• **Input data**:
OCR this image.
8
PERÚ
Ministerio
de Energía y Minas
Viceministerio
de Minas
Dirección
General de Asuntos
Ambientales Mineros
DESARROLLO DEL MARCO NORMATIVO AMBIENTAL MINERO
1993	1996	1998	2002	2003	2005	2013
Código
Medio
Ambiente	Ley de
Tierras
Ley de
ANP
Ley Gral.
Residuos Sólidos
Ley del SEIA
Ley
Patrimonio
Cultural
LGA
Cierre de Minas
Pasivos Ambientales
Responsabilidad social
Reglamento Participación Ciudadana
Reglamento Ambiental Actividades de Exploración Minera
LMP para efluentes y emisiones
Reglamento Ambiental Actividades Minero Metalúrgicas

• **The exercise**:
Count how many lines above contain the word "Actividades". Reply with the number alone.

• **Correct result**:
2